ROWS
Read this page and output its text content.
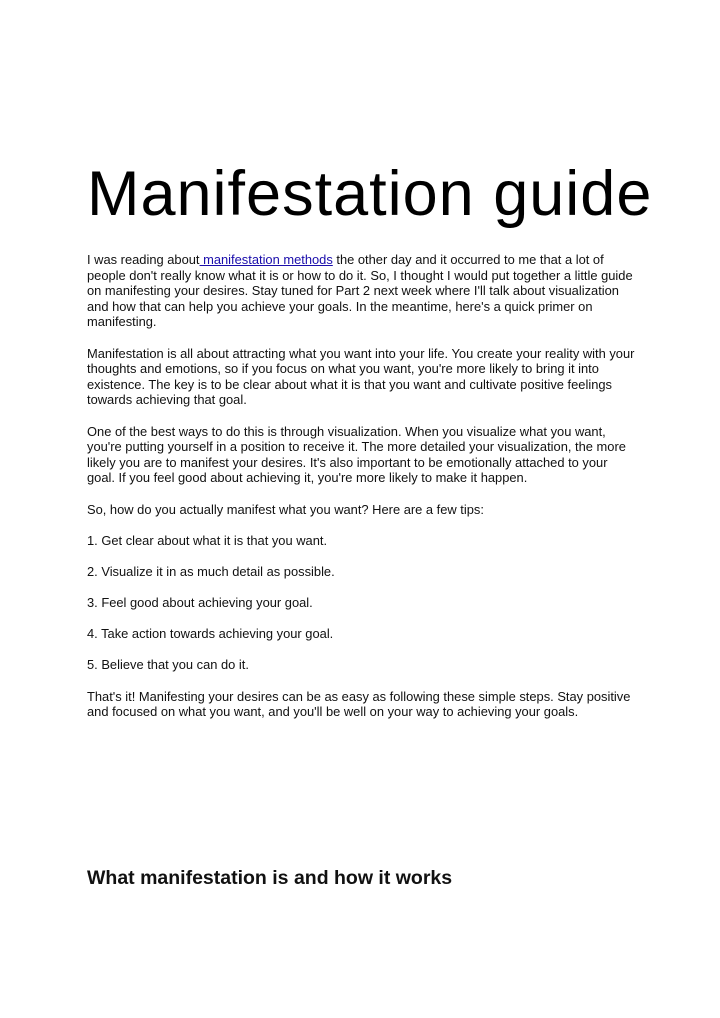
Manifestation guide

I was reading about manifestation methods the other day and it occurred to me that a lot of people don't really know what it is or how to do it. So, I thought I would put together a little guide on manifesting your desires. Stay tuned for Part 2 next week where I'll talk about visualization and how that can help you achieve your goals. In the meantime, here's a quick primer on manifesting.

Manifestation is all about attracting what you want into your life. You create your reality with your thoughts and emotions, so if you focus on what you want, you're more likely to bring it into existence. The key is to be clear about what it is that you want and cultivate positive feelings towards achieving that goal.

One of the best ways to do this is through visualization. When you visualize what you want, you're putting yourself in a position to receive it. The more detailed your visualization, the more likely you are to manifest your desires. It's also important to be emotionally attached to your goal. If you feel good about achieving it, you're more likely to make it happen.

So, how do you actually manifest what you want? Here are a few tips:

1. Get clear about what it is that you want.

2. Visualize it in as much detail as possible.

3. Feel good about achieving your goal.

4. Take action towards achieving your goal.

5. Believe that you can do it.

That's it! Manifesting your desires can be as easy as following these simple steps. Stay positive and focused on what you want, and you'll be well on your way to achieving your goals.

What manifestation is and how it works
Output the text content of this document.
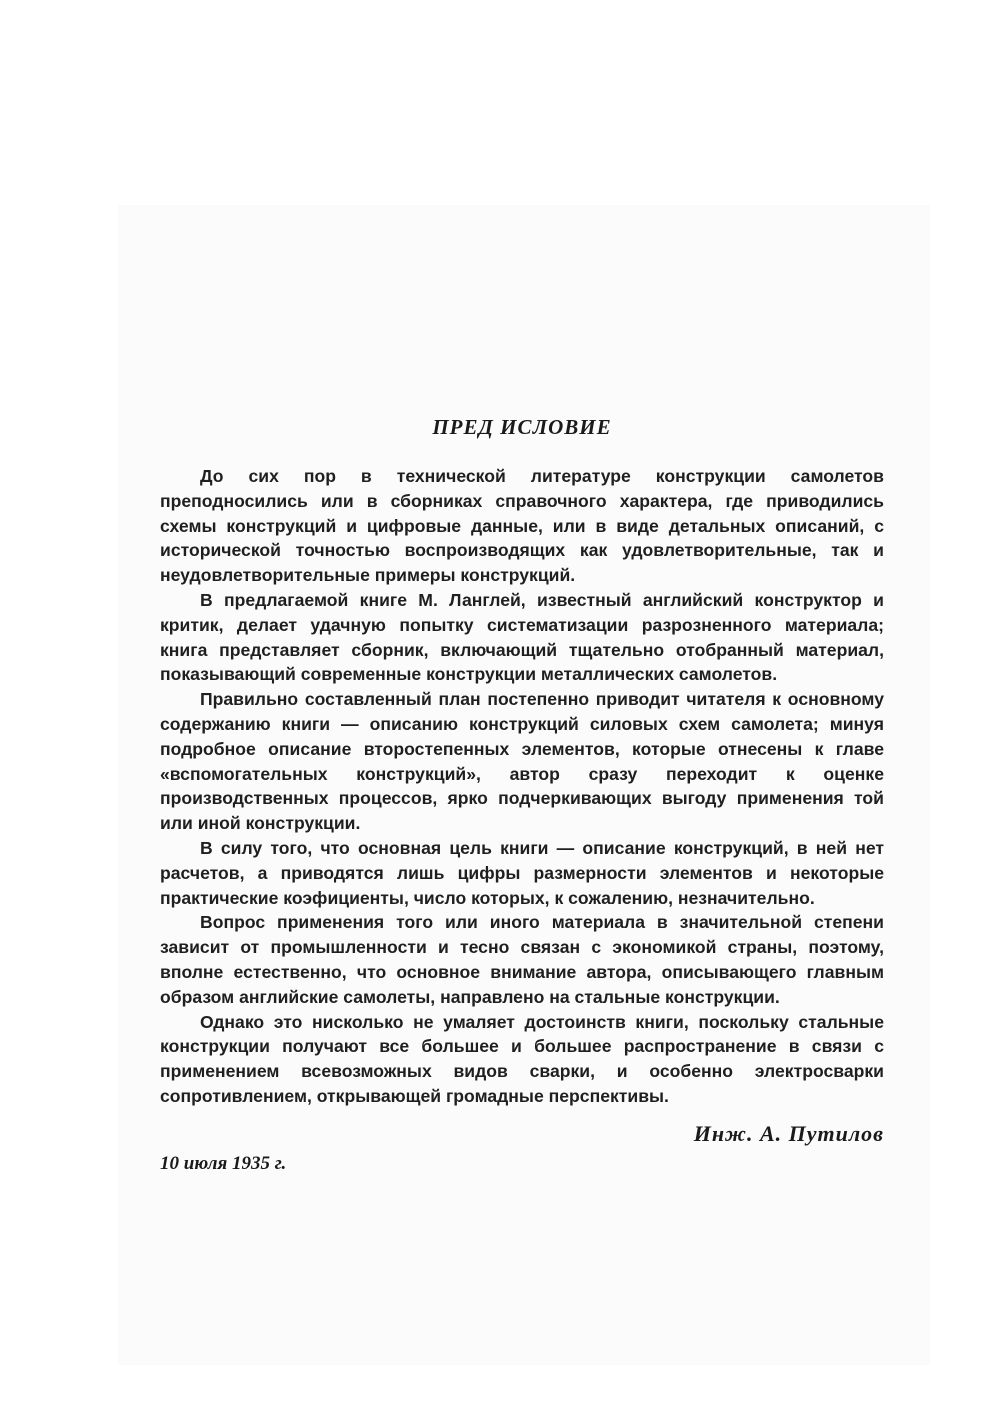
ПРЕД ИСЛОВИЕ

До сих пор в технической литературе конструкции самолетов преподносились или в сборниках справочного характера, где приводились схемы конструкций и цифровые данные, или в виде детальных описаний, с исторической точностью воспроизводящих как удовлетворительные, так и неудовлетворительные примеры конструкций.

В предлагаемой книге М. Ланглей, известный английский конструктор и критик, делает удачную попытку систематизации разрозненного материала; книга представляет сборник, включающий тщательно отобранный материал, показывающий современные конструкции металлических самолетов.

Правильно составленный план постепенно приводит читателя к основному содержанию книги — описанию конструкций силовых схем самолета; минуя подробное описание второстепенных элементов, которые отнесены к главе «вспомогательных конструкций», автор сразу переходит к оценке производственных процессов, ярко подчеркивающих выгоду применения той или иной конструкции.

В силу того, что основная цель книги — описание конструкций, в ней нет расчетов, а приводятся лишь цифры размерности элементов и некоторые практические коэфициенты, число которых, к сожалению, незначительно.

Вопрос применения того или иного материала в значительной степени зависит от промышленности и тесно связан с экономикой страны, поэтому, вполне естественно, что основное внимание автора, описывающего главным образом английские самолеты, направлено на стальные конструкции.

Однако это нисколько не умаляет достоинств книги, поскольку стальные конструкции получают все большее и большее распространение в связи с применением всевозможных видов сварки, и особенно электросварки сопротивлением, открывающей громадные перспективы.

Инж. А. Путилов
10 июля 1935 г.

PROMPT
Copy out every line from the material above in which the word "того" appears.

SOLVED EXERCISE
В силу того, что основная цель книги — описание конструкций, в ней нет расчетов, а приводятся лишь цифры размерности элементов и некоторые практические коэфициенты, число которых, к сожалению, незначительно.
Вопрос применения того или иного материала в значительной степени зависит от промышленности и тесно связан с экономикой страны, поэтому, вполне естественно, что основное внимание автора, описывающего главным образом английские самолеты, направлено на стальные конструкции.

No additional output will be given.